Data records
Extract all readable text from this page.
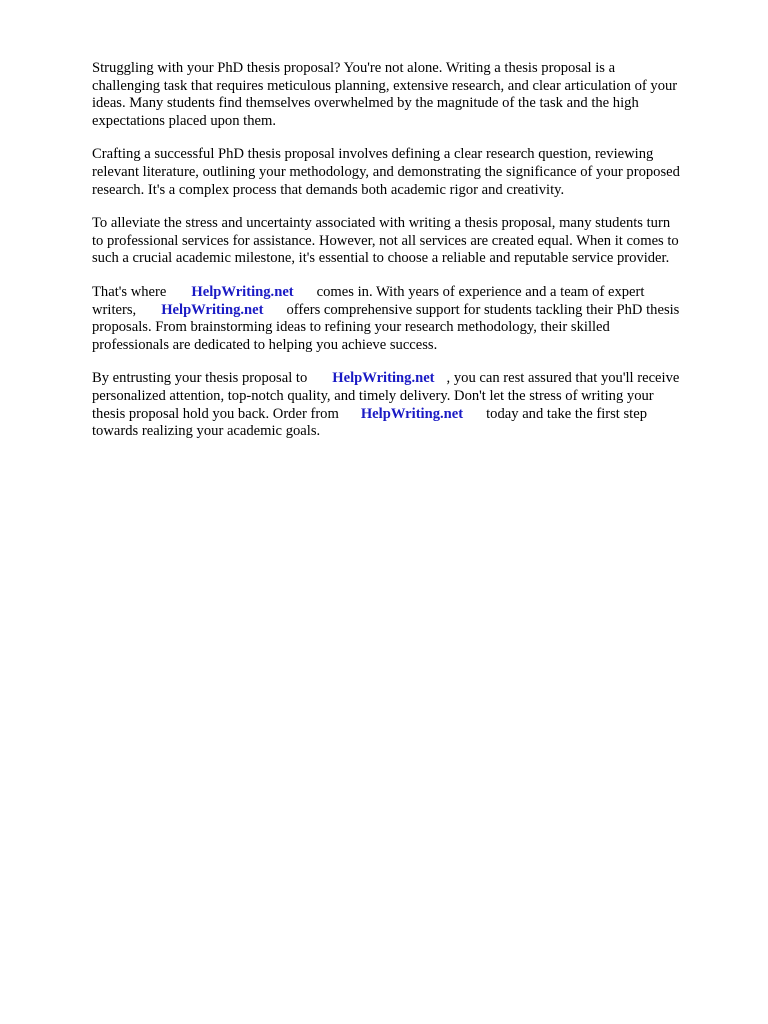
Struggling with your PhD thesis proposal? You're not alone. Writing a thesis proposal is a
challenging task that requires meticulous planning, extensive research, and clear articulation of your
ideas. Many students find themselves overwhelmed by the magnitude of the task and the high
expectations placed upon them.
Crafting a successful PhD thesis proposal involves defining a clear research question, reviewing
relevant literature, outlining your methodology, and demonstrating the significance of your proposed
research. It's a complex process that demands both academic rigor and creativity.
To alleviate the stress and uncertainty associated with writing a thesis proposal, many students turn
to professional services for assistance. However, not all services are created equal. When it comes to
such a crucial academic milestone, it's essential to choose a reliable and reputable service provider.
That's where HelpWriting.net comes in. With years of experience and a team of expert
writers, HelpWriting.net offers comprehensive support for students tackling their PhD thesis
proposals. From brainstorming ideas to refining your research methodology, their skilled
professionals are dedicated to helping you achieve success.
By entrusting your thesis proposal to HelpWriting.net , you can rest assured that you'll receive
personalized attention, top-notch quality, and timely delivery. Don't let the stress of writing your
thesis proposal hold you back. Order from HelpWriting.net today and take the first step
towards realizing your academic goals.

==

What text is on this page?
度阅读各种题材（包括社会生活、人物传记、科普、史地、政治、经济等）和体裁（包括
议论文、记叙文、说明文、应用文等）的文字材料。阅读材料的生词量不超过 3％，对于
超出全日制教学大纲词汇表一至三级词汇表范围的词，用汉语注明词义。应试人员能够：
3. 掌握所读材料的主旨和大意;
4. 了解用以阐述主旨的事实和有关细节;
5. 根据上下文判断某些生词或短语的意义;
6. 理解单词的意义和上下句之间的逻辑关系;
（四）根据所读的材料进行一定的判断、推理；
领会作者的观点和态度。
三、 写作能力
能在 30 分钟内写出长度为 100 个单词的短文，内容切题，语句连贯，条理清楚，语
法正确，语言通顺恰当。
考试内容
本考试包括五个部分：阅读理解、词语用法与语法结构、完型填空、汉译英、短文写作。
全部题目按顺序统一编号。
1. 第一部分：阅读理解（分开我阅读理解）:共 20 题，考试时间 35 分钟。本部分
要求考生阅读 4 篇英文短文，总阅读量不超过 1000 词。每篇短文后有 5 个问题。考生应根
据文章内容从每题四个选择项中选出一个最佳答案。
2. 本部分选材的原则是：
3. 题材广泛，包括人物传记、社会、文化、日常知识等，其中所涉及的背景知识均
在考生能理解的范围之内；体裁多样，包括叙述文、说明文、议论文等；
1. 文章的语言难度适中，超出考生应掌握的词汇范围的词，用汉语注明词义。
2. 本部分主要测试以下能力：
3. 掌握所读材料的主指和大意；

## Set exercise
Show every line of the listing in which the string "students" can be found.

## Output
ideas. Many students find themselves overwhelmed by the magnitude of the task and the high
To alleviate the stress and uncertainty associated with writing a thesis proposal, many students turn
writers, HelpWriting.net offers comprehensive support for students tackling their PhD thesis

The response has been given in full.